Of the lines in the entries below, state how many hold the word "Stream". Say nothing else.

__________________________________________________

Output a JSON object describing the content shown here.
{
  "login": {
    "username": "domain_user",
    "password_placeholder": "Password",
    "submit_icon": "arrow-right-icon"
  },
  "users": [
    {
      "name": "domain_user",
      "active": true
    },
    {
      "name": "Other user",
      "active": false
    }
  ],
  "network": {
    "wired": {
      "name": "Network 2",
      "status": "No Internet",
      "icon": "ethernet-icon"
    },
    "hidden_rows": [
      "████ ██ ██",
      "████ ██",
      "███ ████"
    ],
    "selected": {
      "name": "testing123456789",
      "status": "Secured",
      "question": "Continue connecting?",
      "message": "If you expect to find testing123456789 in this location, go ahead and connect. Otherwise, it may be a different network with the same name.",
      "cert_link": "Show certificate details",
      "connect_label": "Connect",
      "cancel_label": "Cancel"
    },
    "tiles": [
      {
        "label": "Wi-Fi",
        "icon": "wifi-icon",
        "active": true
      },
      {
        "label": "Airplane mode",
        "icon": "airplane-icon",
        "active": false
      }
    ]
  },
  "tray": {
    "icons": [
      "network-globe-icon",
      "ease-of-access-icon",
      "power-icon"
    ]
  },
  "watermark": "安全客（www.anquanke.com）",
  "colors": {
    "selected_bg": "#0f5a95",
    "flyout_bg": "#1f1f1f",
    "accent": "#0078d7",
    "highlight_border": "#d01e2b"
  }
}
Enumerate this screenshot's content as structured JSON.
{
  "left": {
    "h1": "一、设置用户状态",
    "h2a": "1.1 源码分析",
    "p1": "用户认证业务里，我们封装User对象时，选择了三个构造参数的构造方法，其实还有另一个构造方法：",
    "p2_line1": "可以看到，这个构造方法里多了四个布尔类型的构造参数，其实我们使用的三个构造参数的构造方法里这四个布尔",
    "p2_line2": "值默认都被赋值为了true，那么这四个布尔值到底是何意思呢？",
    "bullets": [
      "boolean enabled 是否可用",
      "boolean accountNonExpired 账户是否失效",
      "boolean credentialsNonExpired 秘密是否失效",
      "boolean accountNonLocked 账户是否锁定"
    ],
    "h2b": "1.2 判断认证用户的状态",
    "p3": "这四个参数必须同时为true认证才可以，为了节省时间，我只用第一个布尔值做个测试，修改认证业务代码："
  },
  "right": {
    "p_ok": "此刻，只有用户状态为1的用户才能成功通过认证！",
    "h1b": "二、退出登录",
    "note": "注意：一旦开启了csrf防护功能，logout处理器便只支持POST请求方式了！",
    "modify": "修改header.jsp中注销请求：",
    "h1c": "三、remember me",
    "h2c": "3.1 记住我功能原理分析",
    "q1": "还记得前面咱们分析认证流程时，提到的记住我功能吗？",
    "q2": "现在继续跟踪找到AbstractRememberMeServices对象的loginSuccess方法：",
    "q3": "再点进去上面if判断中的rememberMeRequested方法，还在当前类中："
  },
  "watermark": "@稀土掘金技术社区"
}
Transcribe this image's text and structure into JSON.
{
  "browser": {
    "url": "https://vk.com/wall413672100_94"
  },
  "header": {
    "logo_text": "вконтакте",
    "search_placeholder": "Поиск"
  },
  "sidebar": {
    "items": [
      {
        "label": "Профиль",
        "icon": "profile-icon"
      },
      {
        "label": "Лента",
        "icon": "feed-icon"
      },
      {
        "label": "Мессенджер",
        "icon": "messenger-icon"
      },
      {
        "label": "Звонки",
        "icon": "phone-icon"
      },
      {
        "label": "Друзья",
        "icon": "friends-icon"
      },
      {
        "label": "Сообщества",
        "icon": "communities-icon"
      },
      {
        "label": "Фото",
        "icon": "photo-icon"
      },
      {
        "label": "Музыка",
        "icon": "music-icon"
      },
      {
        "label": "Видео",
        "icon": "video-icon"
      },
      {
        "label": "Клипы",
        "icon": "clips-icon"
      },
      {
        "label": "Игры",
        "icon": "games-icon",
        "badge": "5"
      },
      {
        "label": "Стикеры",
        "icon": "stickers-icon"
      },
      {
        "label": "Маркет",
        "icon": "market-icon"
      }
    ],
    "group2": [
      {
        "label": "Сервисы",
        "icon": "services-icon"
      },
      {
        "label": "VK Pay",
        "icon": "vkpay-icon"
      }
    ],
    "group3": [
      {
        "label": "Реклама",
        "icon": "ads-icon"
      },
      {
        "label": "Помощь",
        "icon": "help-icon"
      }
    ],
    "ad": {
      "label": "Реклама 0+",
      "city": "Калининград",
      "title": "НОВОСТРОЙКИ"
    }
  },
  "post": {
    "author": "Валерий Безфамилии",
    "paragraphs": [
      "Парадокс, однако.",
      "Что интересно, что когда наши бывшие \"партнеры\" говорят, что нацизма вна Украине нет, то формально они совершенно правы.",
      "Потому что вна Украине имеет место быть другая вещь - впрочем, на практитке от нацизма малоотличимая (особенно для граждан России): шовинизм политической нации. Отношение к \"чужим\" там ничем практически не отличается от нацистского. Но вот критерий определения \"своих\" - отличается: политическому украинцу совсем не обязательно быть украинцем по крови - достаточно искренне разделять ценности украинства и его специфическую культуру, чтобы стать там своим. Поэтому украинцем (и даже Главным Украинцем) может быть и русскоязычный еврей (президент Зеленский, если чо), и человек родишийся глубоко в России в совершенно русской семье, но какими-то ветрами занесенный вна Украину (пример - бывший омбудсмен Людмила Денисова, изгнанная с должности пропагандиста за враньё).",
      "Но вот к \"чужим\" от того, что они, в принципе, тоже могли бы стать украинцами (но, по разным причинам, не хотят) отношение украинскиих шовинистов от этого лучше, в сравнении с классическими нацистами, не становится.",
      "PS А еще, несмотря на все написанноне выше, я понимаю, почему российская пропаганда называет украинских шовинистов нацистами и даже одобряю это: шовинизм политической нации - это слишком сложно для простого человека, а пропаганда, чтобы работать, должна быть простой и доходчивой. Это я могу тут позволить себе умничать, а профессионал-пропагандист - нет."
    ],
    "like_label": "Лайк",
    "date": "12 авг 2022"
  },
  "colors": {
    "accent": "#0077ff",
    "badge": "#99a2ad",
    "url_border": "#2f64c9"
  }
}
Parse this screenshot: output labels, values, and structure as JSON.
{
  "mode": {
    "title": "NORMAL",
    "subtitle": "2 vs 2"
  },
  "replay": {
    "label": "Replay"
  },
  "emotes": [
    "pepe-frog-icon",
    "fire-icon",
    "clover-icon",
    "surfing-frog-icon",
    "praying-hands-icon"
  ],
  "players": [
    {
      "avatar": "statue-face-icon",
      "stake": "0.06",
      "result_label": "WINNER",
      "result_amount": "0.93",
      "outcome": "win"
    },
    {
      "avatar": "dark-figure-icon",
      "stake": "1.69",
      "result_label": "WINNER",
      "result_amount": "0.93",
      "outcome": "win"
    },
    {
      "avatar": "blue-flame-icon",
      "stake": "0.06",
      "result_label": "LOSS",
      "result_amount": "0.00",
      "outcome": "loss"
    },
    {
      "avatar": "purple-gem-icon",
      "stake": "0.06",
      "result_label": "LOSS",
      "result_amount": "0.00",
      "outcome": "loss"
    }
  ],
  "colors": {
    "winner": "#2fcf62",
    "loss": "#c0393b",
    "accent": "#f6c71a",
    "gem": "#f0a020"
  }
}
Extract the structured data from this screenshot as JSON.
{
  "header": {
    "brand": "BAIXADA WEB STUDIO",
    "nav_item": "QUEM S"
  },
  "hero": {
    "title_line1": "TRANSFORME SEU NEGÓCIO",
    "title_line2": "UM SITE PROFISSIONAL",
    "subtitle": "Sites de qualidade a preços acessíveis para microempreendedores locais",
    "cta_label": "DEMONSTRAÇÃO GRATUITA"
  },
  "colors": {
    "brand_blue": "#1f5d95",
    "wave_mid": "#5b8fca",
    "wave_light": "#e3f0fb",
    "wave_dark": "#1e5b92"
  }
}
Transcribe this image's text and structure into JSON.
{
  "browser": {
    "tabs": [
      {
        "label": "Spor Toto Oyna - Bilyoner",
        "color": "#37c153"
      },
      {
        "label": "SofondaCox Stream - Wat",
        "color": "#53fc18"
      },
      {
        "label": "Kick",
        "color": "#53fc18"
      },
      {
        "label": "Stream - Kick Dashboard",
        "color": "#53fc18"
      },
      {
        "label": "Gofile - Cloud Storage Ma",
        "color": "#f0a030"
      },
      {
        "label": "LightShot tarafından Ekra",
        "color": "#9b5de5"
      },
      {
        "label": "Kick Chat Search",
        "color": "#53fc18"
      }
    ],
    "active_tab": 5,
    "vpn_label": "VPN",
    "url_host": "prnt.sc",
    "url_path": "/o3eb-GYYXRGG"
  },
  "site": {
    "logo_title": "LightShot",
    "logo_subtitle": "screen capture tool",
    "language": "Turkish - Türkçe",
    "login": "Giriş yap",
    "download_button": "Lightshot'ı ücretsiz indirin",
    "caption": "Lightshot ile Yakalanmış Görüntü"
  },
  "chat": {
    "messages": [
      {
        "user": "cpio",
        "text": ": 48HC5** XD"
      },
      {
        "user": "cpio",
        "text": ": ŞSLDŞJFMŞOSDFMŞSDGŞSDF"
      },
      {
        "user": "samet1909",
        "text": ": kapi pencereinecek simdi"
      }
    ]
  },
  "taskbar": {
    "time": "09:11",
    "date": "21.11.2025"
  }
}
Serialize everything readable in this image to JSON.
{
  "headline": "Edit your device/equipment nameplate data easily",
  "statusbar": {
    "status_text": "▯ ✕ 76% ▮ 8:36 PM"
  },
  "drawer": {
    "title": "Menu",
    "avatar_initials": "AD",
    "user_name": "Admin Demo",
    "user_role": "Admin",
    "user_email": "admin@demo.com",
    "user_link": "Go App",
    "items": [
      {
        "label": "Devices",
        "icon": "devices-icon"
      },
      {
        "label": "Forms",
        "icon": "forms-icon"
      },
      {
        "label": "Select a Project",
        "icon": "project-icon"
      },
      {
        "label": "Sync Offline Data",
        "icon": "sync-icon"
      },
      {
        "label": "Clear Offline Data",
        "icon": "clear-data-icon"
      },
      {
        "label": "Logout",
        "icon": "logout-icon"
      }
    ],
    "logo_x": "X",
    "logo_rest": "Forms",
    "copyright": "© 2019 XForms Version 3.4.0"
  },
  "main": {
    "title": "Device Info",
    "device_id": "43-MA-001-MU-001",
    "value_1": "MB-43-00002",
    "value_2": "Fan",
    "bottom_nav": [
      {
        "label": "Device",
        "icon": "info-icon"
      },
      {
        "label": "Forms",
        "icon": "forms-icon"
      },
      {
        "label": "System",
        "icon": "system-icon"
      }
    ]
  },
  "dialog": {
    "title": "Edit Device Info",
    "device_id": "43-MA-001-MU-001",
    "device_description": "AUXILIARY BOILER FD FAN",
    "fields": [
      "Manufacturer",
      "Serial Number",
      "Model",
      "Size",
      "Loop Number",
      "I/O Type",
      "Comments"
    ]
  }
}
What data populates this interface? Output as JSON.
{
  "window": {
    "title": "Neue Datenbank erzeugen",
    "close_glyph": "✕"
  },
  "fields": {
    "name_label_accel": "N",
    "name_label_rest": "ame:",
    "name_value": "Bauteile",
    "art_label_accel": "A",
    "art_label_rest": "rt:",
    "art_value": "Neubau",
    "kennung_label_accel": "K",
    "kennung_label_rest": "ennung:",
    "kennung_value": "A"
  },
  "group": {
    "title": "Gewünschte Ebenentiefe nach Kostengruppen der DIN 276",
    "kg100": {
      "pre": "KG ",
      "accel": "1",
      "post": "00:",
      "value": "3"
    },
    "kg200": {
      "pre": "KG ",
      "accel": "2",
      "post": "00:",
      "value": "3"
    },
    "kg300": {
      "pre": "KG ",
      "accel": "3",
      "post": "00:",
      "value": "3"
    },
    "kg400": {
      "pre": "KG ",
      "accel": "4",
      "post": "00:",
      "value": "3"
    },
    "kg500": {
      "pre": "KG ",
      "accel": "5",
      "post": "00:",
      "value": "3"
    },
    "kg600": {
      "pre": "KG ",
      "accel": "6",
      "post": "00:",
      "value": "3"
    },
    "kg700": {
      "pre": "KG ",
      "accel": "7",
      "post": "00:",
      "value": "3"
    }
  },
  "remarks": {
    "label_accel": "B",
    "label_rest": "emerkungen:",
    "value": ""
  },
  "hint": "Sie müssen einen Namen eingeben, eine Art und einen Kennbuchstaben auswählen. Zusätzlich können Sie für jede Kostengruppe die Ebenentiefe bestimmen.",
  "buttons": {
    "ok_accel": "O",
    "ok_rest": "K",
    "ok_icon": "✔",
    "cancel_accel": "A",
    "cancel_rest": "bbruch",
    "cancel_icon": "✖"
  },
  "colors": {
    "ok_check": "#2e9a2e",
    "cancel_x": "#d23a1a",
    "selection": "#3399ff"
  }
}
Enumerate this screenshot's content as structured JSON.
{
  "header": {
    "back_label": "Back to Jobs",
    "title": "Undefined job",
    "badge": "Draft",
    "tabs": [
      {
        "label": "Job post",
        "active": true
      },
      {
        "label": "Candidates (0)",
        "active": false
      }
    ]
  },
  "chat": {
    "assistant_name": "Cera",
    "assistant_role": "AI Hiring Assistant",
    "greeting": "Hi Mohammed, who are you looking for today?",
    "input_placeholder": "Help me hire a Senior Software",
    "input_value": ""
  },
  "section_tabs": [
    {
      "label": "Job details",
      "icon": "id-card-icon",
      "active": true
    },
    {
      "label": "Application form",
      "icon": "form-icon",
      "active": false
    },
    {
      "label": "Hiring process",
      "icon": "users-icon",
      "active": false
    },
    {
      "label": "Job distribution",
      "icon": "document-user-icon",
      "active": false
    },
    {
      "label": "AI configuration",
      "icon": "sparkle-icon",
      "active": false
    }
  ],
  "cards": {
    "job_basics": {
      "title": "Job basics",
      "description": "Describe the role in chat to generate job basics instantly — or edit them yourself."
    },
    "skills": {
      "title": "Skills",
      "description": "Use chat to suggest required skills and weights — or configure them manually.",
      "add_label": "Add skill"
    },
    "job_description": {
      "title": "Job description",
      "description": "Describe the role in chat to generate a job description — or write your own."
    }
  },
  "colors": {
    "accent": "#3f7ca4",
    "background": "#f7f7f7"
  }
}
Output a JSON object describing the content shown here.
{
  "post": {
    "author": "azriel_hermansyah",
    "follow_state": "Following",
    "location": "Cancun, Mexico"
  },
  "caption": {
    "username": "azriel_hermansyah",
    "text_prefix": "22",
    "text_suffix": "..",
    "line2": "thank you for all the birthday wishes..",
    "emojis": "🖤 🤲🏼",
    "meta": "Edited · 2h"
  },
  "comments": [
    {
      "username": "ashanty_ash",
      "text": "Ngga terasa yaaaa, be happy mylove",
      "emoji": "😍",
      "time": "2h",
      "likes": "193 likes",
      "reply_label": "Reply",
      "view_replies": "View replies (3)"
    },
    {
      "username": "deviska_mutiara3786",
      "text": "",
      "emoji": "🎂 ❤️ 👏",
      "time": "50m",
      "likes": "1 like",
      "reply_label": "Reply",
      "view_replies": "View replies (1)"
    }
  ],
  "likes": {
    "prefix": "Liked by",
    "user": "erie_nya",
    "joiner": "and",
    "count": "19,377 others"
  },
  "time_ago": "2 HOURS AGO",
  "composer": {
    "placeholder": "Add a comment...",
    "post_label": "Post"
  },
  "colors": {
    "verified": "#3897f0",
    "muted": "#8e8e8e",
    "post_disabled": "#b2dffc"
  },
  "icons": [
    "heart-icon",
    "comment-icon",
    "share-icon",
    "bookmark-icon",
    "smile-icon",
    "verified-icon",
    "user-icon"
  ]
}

__________________________________________________

_Response_
2